SET TASK> Which lines hold the word "PADRAO"? Copy each of them.

RECORDED INFORMATION>

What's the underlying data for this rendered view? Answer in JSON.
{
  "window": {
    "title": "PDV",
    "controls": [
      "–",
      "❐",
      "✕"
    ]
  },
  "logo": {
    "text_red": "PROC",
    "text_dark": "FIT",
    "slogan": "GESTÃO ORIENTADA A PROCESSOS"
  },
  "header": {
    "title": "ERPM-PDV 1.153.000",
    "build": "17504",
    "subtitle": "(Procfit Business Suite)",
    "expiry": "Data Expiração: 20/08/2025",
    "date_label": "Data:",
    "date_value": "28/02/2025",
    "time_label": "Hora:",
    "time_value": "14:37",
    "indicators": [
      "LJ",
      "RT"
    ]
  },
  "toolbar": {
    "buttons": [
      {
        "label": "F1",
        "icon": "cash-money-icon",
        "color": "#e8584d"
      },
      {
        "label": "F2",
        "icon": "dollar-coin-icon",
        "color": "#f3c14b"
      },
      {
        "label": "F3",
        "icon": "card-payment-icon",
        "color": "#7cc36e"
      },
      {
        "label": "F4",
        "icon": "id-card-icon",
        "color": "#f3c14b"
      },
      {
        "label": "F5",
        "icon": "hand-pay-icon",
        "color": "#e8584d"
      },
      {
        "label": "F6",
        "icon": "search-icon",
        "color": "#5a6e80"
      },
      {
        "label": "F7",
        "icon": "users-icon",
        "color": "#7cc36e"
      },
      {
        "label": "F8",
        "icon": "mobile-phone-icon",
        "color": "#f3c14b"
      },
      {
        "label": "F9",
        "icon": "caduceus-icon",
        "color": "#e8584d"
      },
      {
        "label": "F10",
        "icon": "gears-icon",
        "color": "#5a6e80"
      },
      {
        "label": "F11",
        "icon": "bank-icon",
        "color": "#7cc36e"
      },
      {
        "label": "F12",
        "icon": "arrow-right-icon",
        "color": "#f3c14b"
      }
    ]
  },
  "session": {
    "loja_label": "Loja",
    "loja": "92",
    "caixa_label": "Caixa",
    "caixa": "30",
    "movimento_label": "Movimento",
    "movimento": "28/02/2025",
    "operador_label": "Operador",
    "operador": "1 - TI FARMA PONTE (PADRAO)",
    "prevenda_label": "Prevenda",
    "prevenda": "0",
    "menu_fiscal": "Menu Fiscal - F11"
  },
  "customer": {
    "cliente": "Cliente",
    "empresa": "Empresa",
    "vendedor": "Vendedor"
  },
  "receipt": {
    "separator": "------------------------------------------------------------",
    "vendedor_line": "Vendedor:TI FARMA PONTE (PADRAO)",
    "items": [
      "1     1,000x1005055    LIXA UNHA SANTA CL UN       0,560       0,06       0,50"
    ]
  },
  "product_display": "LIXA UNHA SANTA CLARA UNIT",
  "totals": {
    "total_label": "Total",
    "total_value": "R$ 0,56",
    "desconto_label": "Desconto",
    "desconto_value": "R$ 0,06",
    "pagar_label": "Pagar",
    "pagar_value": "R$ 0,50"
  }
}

RESULT FOR THIS EXERCISE>
    "operador": "1 - TI FARMA PONTE (PADRAO)",
    "vendedor_line": "Vendedor:TI FARMA PONTE (PADRAO)",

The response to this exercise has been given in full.